What is being asked:
Repeat every record below exactly as it appears.

Recorded data:
— Start —

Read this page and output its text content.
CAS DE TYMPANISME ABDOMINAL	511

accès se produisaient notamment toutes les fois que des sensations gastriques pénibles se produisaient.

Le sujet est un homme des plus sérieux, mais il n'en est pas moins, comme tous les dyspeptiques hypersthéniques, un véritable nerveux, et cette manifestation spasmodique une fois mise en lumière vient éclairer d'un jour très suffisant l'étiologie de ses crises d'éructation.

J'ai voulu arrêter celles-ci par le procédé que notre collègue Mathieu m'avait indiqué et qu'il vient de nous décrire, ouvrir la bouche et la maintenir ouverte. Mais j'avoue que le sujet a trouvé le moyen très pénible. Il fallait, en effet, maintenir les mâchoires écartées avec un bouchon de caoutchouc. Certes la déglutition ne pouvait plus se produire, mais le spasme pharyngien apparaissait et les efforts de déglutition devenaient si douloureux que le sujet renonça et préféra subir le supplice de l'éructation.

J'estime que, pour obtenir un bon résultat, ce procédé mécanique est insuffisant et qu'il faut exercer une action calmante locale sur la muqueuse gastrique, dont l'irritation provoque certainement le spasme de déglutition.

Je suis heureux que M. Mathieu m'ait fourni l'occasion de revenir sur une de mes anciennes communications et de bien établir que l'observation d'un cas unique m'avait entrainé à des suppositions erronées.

— End —

Task response:
Read this page and output its text content.
CAS DE TYMPANISME ABDOMINAL	511

accès se produisaient notamment toutes les fois que des sensations gastriques pénibles se produisaient.

Le sujet est un homme des plus sérieux, mais il n'en est pas moins, comme tous les dyspeptiques hypersthéniques, un véritable nerveux, et cette manifestation spasmodique une fois mise en lumière vient éclairer d'un jour très suffisant l'étiologie de ses crises d'éructation.

J'ai voulu arrêter celles-ci par le procédé que notre collègue Mathieu m'avait indiqué et qu'il vient de nous décrire, ouvrir la bouche et la maintenir ouverte. Mais j'avoue que le sujet a trouvé le moyen très pénible. Il fallait, en effet, maintenir les mâchoires écartées avec un bouchon de caoutchouc. Certes la déglutition ne pouvait plus se produire, mais le spasme pharyngien apparaissait et les efforts de déglutition devenaient si douloureux que le sujet renonça et préféra subir le supplice de l'éructation.

J'estime que, pour obtenir un bon résultat, ce procédé mécanique est insuffisant et qu'il faut exercer une action calmante locale sur la muqueuse gastrique, dont l'irritation provoque certainement le spasme de déglutition.

Je suis heureux que M. Mathieu m'ait fourni l'occasion de revenir sur une de mes anciennes communications et de bien établir que l'observation d'un cas unique m'avait entrainé à des suppositions erronées.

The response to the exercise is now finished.